● **Goal**
Only the number is wanted: count the lines in the data with "would" in them.
─── Rows
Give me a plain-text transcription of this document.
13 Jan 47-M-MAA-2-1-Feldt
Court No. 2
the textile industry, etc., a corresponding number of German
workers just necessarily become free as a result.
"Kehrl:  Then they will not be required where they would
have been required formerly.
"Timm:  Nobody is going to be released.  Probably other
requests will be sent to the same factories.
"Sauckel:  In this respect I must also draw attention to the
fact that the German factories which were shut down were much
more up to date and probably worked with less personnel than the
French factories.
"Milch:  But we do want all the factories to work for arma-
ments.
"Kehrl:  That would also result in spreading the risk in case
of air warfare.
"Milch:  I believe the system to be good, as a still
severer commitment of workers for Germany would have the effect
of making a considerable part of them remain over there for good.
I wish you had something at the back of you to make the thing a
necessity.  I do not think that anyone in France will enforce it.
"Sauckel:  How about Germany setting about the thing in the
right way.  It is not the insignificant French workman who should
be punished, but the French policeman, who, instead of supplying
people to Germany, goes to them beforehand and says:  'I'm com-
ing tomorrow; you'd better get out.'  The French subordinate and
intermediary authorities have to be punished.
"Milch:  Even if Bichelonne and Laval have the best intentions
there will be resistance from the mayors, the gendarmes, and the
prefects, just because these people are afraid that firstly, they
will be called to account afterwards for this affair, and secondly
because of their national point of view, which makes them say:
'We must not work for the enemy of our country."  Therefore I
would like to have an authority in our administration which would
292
──────
● **Output of the exercise**
4